WHAT YOU ARE ASKED TO DO:
Identify and copy all lines of the material where the string "content" is found.

** begin SUPPLIED MATERIAL **

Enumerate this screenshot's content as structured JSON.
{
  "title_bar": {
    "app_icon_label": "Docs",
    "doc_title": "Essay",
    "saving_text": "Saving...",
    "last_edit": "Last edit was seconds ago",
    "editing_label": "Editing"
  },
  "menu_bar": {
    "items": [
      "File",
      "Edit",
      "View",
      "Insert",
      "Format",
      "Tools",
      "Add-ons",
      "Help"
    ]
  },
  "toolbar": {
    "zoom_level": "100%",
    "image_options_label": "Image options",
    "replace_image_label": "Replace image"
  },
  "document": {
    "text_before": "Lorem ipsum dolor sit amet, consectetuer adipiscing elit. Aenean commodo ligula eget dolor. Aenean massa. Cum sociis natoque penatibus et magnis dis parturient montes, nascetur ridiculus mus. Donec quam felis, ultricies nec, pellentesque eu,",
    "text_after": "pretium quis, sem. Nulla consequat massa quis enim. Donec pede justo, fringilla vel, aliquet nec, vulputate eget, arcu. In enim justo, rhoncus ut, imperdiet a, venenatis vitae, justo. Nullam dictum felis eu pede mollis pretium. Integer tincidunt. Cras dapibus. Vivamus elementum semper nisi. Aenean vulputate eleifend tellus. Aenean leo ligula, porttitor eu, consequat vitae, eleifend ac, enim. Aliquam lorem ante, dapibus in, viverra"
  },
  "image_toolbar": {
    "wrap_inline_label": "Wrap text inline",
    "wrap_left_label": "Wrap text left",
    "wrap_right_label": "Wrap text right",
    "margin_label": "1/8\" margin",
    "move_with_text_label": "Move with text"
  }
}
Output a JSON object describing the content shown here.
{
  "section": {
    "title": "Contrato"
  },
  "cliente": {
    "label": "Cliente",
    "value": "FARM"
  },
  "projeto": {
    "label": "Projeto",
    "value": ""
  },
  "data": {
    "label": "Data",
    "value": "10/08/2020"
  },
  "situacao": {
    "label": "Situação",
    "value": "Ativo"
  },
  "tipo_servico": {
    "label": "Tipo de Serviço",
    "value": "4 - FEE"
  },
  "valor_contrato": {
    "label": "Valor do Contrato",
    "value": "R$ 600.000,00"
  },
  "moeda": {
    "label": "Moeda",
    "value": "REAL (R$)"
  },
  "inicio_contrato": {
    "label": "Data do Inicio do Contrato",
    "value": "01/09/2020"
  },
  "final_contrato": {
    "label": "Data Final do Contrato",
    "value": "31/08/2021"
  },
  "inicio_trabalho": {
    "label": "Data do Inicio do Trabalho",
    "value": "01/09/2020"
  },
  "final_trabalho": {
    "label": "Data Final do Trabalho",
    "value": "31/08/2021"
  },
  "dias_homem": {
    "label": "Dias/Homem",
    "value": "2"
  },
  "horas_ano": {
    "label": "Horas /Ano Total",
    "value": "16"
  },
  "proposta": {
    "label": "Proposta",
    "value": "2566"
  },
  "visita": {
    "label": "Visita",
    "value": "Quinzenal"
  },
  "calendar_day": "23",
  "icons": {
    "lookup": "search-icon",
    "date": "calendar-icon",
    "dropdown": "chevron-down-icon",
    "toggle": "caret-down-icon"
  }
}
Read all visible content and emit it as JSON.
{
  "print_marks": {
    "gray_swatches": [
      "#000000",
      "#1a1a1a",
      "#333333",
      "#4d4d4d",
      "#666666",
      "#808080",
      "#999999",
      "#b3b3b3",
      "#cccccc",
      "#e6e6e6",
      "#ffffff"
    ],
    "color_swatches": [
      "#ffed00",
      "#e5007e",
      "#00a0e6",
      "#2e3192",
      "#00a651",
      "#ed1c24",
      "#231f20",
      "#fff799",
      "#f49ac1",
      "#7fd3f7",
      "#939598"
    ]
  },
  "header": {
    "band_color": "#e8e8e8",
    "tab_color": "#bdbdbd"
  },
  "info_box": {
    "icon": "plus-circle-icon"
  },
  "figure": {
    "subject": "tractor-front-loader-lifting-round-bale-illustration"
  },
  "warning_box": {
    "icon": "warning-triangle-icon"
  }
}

** end SUPPLIED MATERIAL **

TASK ANSWER:
Enumerate this screenshot's content as structured JSON.
Output a JSON object describing the content shown here.
Read all visible content and emit it as JSON.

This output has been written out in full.